-- Start DATA FOR PROCESSING --

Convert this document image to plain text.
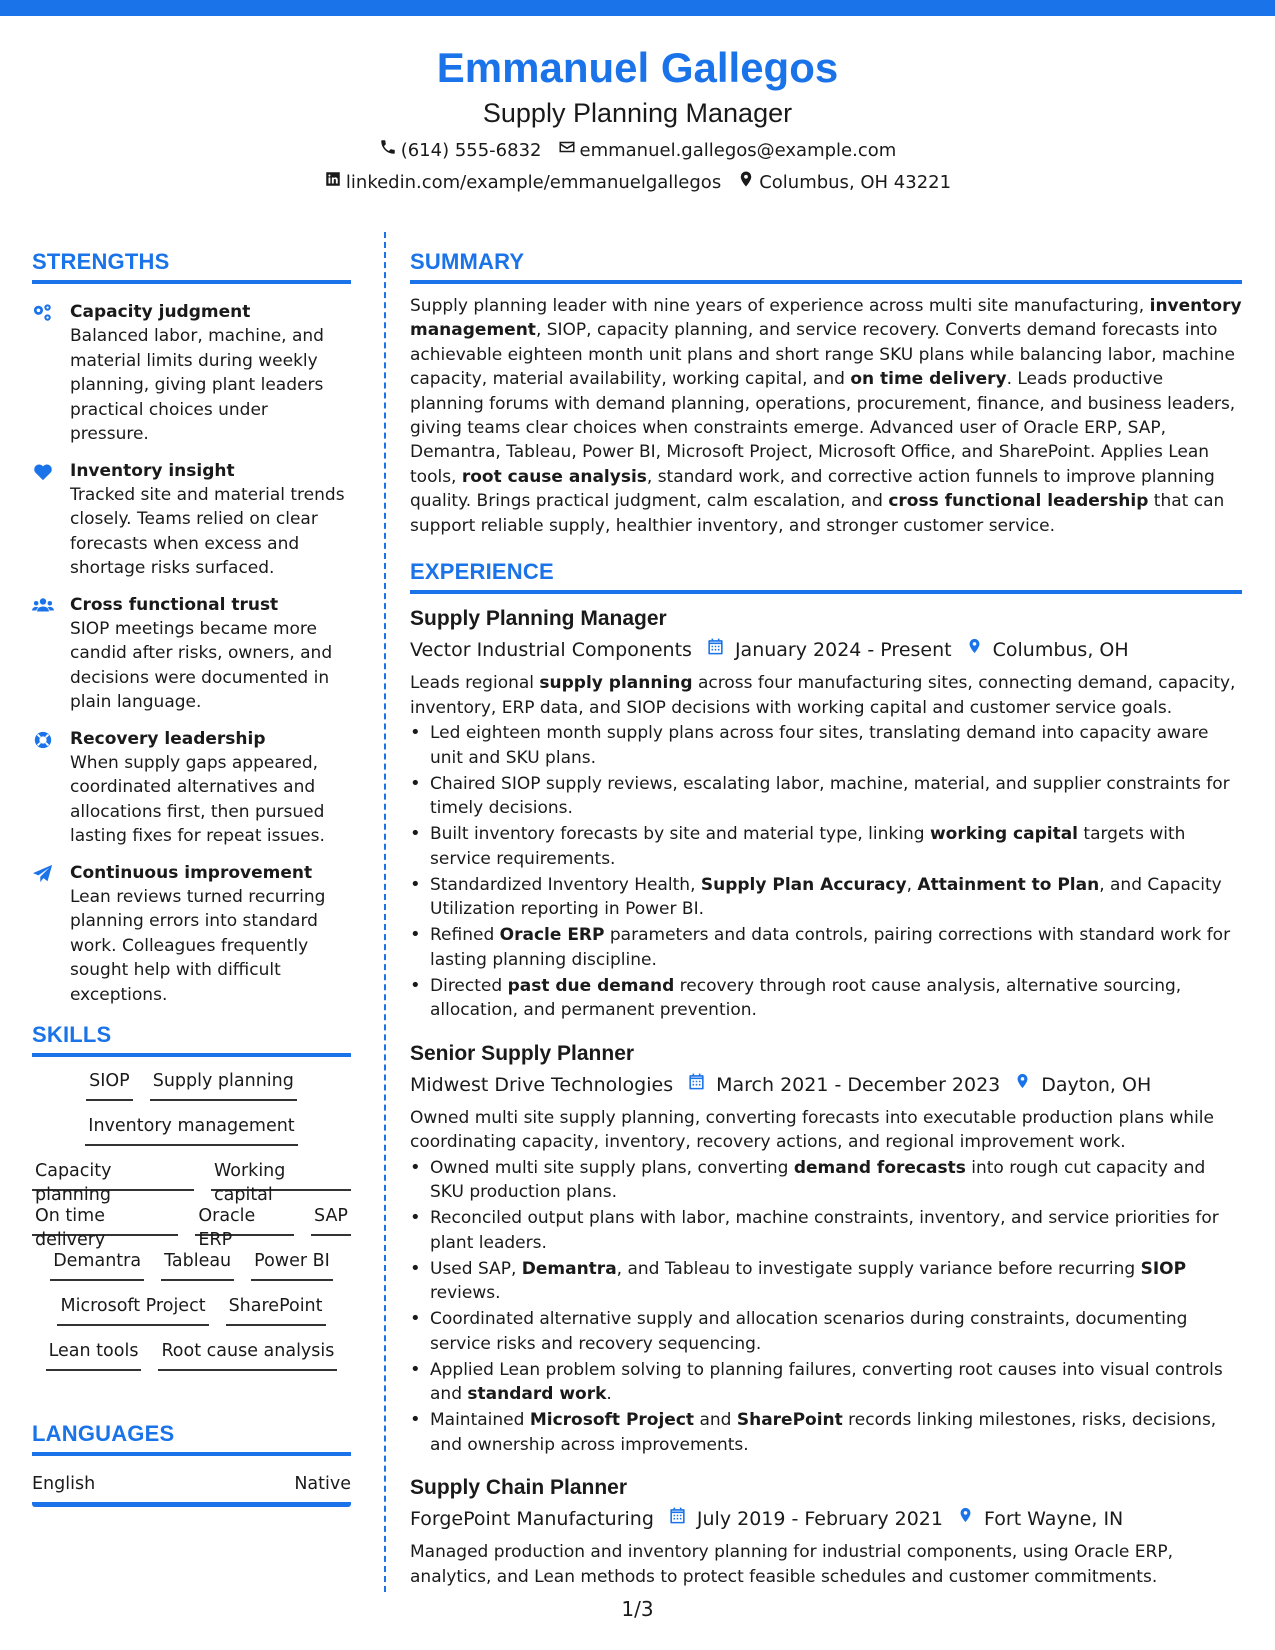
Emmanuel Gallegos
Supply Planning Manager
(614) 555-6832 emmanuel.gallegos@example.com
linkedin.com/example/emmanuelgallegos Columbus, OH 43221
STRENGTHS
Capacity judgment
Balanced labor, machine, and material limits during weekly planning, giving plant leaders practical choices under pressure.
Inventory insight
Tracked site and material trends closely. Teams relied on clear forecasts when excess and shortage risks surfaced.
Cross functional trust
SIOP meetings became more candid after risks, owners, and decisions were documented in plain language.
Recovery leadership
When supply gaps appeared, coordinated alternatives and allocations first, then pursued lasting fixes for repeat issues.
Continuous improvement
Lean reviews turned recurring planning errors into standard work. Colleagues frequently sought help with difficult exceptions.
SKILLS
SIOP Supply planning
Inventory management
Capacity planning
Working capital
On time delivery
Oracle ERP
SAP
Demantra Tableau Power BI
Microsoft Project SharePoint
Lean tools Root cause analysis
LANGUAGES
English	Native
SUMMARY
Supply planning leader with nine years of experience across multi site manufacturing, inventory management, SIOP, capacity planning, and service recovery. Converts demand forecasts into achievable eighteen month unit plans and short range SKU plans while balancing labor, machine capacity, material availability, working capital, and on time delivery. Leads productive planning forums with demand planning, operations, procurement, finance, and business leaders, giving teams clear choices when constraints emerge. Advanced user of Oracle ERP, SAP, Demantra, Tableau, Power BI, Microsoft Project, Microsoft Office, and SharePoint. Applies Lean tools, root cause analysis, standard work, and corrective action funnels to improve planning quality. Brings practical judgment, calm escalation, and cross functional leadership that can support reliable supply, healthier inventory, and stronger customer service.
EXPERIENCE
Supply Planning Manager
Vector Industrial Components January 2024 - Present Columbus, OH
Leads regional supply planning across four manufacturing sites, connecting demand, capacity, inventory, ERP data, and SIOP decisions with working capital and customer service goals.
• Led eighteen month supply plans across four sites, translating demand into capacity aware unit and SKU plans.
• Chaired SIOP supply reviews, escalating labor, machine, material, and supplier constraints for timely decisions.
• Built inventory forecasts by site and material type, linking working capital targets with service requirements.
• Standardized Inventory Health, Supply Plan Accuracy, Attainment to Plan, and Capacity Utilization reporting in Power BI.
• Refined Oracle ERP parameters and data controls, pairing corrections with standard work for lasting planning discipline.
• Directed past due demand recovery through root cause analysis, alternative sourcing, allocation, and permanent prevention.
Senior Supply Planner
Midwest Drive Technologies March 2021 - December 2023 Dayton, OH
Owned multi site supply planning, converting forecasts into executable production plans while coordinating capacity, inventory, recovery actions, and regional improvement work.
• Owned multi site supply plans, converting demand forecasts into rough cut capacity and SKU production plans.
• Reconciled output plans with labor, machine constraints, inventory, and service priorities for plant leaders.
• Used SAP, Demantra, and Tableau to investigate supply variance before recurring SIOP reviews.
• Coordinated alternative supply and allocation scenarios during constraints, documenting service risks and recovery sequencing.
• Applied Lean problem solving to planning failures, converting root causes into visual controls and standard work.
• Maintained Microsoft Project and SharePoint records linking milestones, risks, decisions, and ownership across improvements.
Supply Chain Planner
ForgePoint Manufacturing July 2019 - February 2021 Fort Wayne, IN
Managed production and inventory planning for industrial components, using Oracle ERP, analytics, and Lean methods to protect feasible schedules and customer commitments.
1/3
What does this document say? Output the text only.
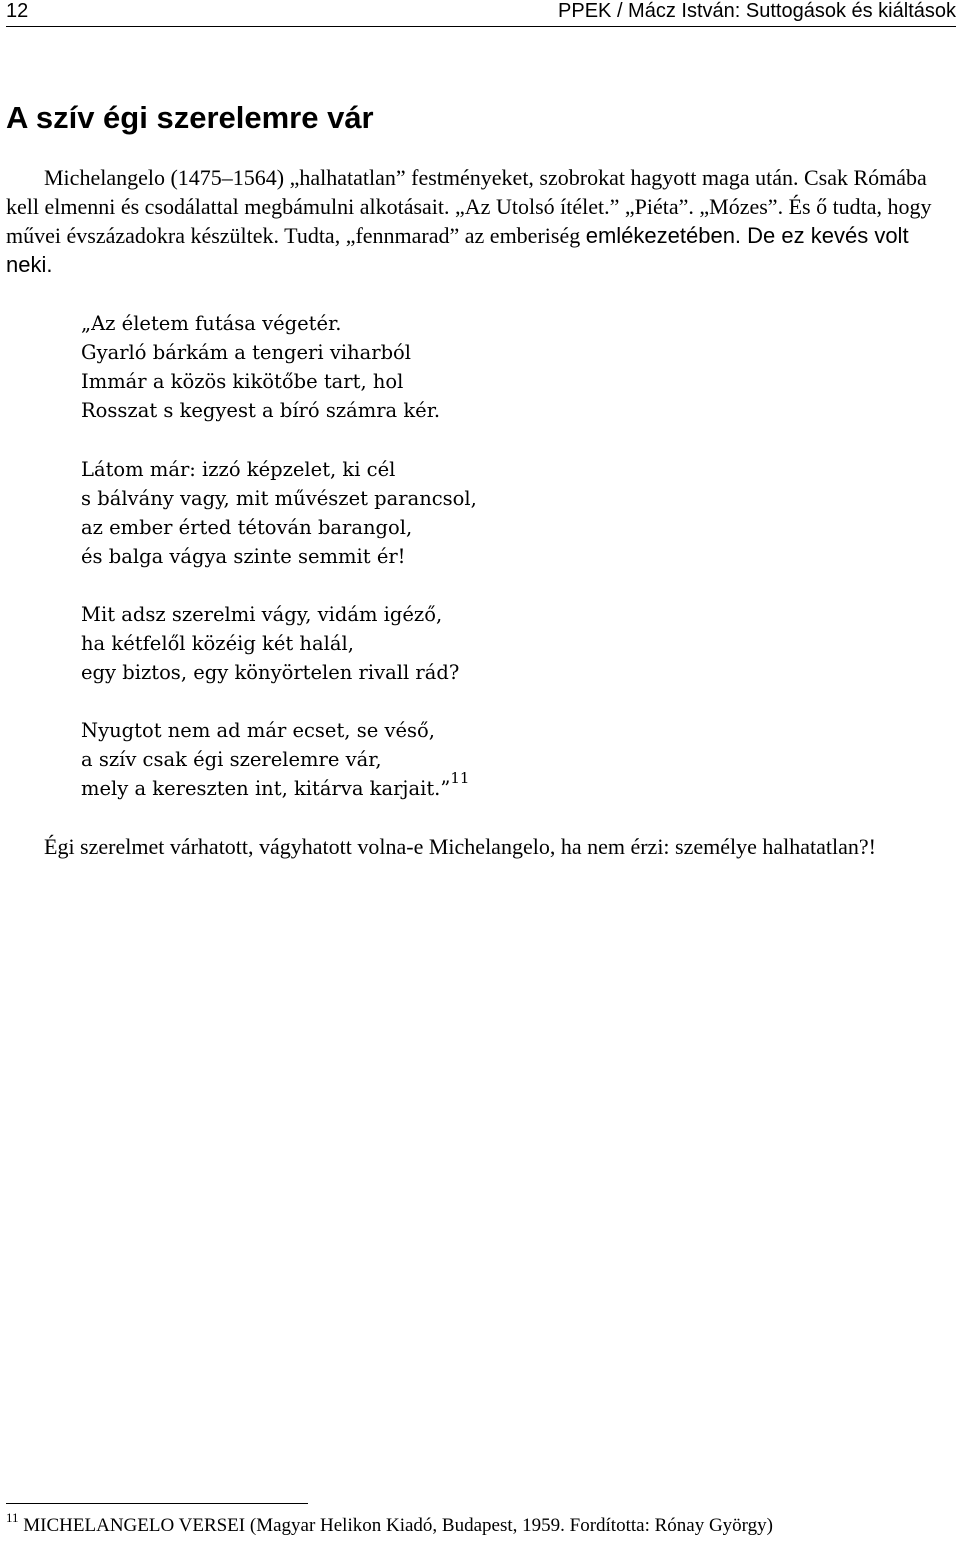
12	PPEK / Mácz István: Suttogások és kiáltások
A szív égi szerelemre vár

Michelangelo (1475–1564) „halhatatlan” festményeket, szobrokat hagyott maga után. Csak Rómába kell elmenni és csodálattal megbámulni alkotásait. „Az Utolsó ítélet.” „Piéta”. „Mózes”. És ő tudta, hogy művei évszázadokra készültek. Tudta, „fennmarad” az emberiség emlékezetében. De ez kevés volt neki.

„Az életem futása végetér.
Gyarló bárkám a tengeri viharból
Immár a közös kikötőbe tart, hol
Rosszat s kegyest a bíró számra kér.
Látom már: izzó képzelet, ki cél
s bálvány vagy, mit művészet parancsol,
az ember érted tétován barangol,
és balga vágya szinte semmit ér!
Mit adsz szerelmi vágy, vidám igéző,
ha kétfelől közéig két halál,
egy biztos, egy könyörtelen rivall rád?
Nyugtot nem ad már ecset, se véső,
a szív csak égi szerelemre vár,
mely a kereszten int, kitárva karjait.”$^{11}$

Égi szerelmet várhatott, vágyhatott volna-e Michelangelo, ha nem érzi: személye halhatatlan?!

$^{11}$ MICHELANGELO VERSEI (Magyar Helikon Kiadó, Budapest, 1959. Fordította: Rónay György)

-- End DATA FOR PROCESSING --

# [SET EXERCISE]
Copy the lines from the entries above in which the word "month" appears.

# [RESPONSE TO THE TASK]
Supply planning leader with nine years of experience across multi site manufacturing, inventory management, SIOP, capacity planning, and service recovery. Converts demand forecasts into achievable eighteen month unit plans and short range SKU plans while balancing labor, machine capacity, material availability, working capital, and on time delivery. Leads productive planning forums with demand planning, operations, procurement, finance, and business leaders, giving teams clear choices when constraints emerge. Advanced user of Oracle ERP, SAP, Demantra, Tableau, Power BI, Microsoft Project, Microsoft Office, and SharePoint. Applies Lean tools, root cause analysis, standard work, and corrective action funnels to improve planning quality. Brings practical judgment, calm escalation, and cross functional leadership that can support reliable supply, healthier inventory, and stronger customer service.
• Led eighteen month supply plans across four sites, translating demand into capacity aware unit and SKU plans.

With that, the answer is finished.